TEXT SECTION:
►

By SitemapFixer Team
Updated April 2026

robots.txt Noindex: Why It Does Not Work (And What to Use Instead)

Audit your robots.txt and indexing rules freeRun Free Scan

If you are reading this because you tried adding Noindex: /private/ to your robots.txt and it did not work, here is the short answer: it has not worked since September 1, 2019, and even before that it was an undocumented Google extension that was never part of the robots.txt specification. Today, Googlebot reads the line and silently discards it. Worse, the URLs you wanted to deindex are probably still in the search results, because the directive you needed lives on the page itself, not in robots.txt. This guide walks through why this myth is so persistent, what actually happens when you try to use it, and how to fix sites that still depend on it.

The Myth: Noindex in robots.txt

The myth goes like this: you can tell Google to keep a URL out of the index by adding a Noindex: directive to your robots.txt file, the same way you would add a Disallow:. The reasoning sounds clean: one file, one place to manage all crawler instructions, no need to touch every page. SEO blogs, Stack Overflow answers, and even some older Google documentation pages described this approach. It looked like an officially supported feature.

◄

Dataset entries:

►

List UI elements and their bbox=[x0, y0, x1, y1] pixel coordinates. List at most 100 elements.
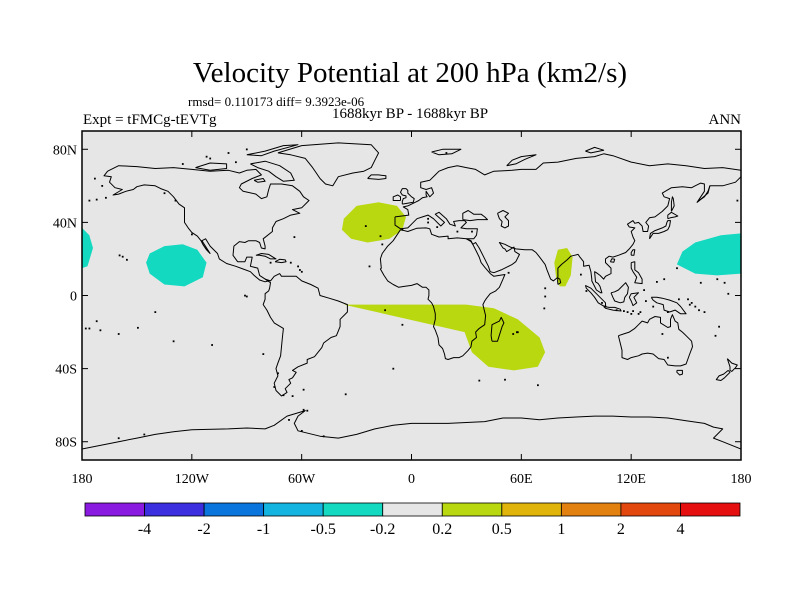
anomaly-region-north-atlantic-positive bbox=[341, 202, 406, 243]
colorbar-label: 0.5 bbox=[492, 521, 512, 538]
island-dot bbox=[300, 430, 303, 432]
anomaly-region-west-pacific-negative bbox=[676, 233, 741, 276]
experiment-label: Expt = tFMCg-tEVTg bbox=[83, 112, 217, 128]
island-dot bbox=[94, 177, 96, 180]
island-dot bbox=[95, 320, 98, 323]
island-dot bbox=[690, 302, 693, 304]
island-dot bbox=[645, 300, 647, 302]
island-dot bbox=[580, 273, 582, 276]
island-dot bbox=[299, 269, 301, 271]
island-dot bbox=[694, 305, 697, 308]
island-dot bbox=[209, 157, 212, 160]
island-dot bbox=[117, 333, 120, 335]
island-dot bbox=[95, 198, 98, 201]
island-dot bbox=[101, 185, 104, 187]
period-label: 1688kyr BP - 1688kyr BP bbox=[332, 106, 488, 122]
island-dot bbox=[154, 311, 157, 313]
island-dot bbox=[291, 395, 294, 397]
map-background bbox=[82, 131, 741, 460]
island-dot bbox=[401, 228, 404, 231]
island-dot bbox=[436, 226, 439, 228]
island-dot bbox=[699, 281, 702, 284]
island-dot bbox=[322, 435, 325, 438]
y-tick-label: 40S bbox=[55, 363, 77, 378]
island-dot bbox=[401, 323, 404, 326]
colorbar-label: 1 bbox=[557, 521, 565, 538]
x-tick-label: 180 bbox=[731, 472, 752, 487]
island-dot bbox=[585, 290, 588, 292]
colorbar-box bbox=[560, 502, 622, 517]
island-dot bbox=[289, 261, 292, 264]
island-dot bbox=[273, 386, 276, 388]
anomaly-region-indian-ocean-positive bbox=[343, 304, 546, 371]
island-dot bbox=[637, 313, 640, 315]
coastline-baffin-island bbox=[250, 160, 295, 182]
island-dot bbox=[716, 278, 719, 281]
island-dot bbox=[537, 384, 539, 387]
x-tick-label: 120W bbox=[175, 472, 210, 487]
coastline-severnaya-zemlya bbox=[585, 146, 605, 154]
island-dot bbox=[293, 236, 296, 238]
island-dot bbox=[245, 295, 248, 298]
coastline-madagascar bbox=[490, 316, 505, 342]
anomaly-region-bay-of-bengal-positive bbox=[554, 248, 573, 287]
island-dot bbox=[117, 437, 120, 440]
island-dot bbox=[205, 155, 208, 158]
coastline-ellesmere-island bbox=[246, 144, 299, 157]
island-dot bbox=[126, 258, 128, 261]
island-dot bbox=[544, 287, 547, 290]
island-dot bbox=[344, 393, 347, 396]
island-dot bbox=[718, 325, 720, 328]
x-tick-label: 120E bbox=[616, 472, 646, 487]
coastline-svalbard bbox=[431, 148, 462, 156]
season-label: ANN bbox=[709, 112, 742, 128]
island-dot bbox=[84, 327, 87, 330]
colorbar-box bbox=[382, 502, 443, 517]
island-dot bbox=[211, 344, 213, 346]
island-dot bbox=[512, 333, 515, 335]
anomaly-regions bbox=[82, 202, 741, 371]
colorbar-box bbox=[322, 502, 384, 517]
coastline-japan bbox=[649, 220, 671, 240]
coastline-antarctica bbox=[82, 410, 741, 450]
y-tick-label: 40N bbox=[53, 216, 77, 231]
island-dot bbox=[698, 309, 700, 312]
coastline-hokkaido bbox=[667, 211, 679, 220]
island-dot bbox=[663, 278, 666, 281]
island-dot bbox=[300, 270, 303, 273]
island-dot bbox=[381, 243, 384, 246]
island-dot bbox=[368, 265, 371, 268]
coastline-eurasia bbox=[394, 153, 741, 294]
colorbar-label: -0.5 bbox=[311, 521, 336, 538]
island-dot bbox=[172, 340, 175, 343]
colorbar-label: 4 bbox=[677, 521, 685, 538]
x-tick-label: 0 bbox=[408, 472, 415, 487]
y-tick-label: 0 bbox=[70, 290, 77, 305]
island-dot bbox=[181, 163, 184, 165]
island-dot bbox=[544, 295, 547, 298]
x-tick-label: 60E bbox=[510, 472, 533, 487]
colorbar-box bbox=[144, 502, 205, 517]
coastline-hispaniola bbox=[274, 258, 287, 264]
island-dot bbox=[601, 302, 603, 304]
coastline-novaya-zemlya bbox=[506, 154, 537, 167]
coastline-uk bbox=[400, 188, 415, 205]
coastline-new-zealand bbox=[726, 358, 738, 372]
island-dot bbox=[714, 334, 717, 337]
stats-line: rmsd= 0.110173 diff= 9.3923e-06 bbox=[188, 94, 365, 109]
island-dot bbox=[121, 255, 124, 258]
island-dot bbox=[632, 310, 634, 312]
coastline-hainan bbox=[609, 258, 616, 263]
island-dot bbox=[456, 230, 459, 233]
colorbar-label: 0.2 bbox=[432, 521, 452, 538]
map-axes: 180 120W 60W 0 60E 120E 180 80N 40N 0 40S 80S bbox=[53, 131, 752, 487]
island-dot bbox=[516, 331, 519, 334]
coastline-kamchatka-coast bbox=[696, 185, 711, 203]
anomaly-region-dateline-west-negative bbox=[82, 227, 93, 269]
island-dot bbox=[427, 217, 429, 220]
island-dot bbox=[643, 289, 645, 291]
island-dot bbox=[143, 433, 146, 436]
map-plot-area bbox=[82, 131, 741, 460]
colorbar-box bbox=[441, 502, 503, 517]
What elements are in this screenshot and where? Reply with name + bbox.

◄

GIVEN PROBLEM 1: Condense the paragraph of the robots.txt Noindex guide that begins "The myth goes like this" into a short bulleted list that keeps its main facts.
GIVEN PROBLEM 2: Retype the dataset entries, from the line containing "anomaly-region-north-atlantic-positive bbox=[341, 202, 406, 243]" down to the line containing "island-dot bbox=[299, 269, 301, 271]", including both of those lines.

COMPLETE RESPONSE 1:
- The myth holds that adding a Noindex: directive to robots.txt keeps a URL out of Google's index, much as a Disallow: line is added.
- Its appeal was one file and one place for all crawler instructions, with no need to edit each page.
- SEO blogs, Stack Overflow answers and some older Google documentation pages described the approach.
- As a result, it appeared to be an officially supported feature.

COMPLETE RESPONSE 2:
anomaly-region-north-atlantic-positive bbox=[341, 202, 406, 243]
colorbar-label: 0.5 bbox=[492, 521, 512, 538]
island-dot bbox=[300, 430, 303, 432]
anomaly-region-west-pacific-negative bbox=[676, 233, 741, 276]
experiment-label: Expt = tFMCg-tEVTg bbox=[83, 112, 217, 128]
island-dot bbox=[94, 177, 96, 180]
island-dot bbox=[95, 320, 98, 323]
island-dot bbox=[690, 302, 693, 304]
island-dot bbox=[645, 300, 647, 302]
island-dot bbox=[580, 273, 582, 276]
island-dot bbox=[299, 269, 301, 271]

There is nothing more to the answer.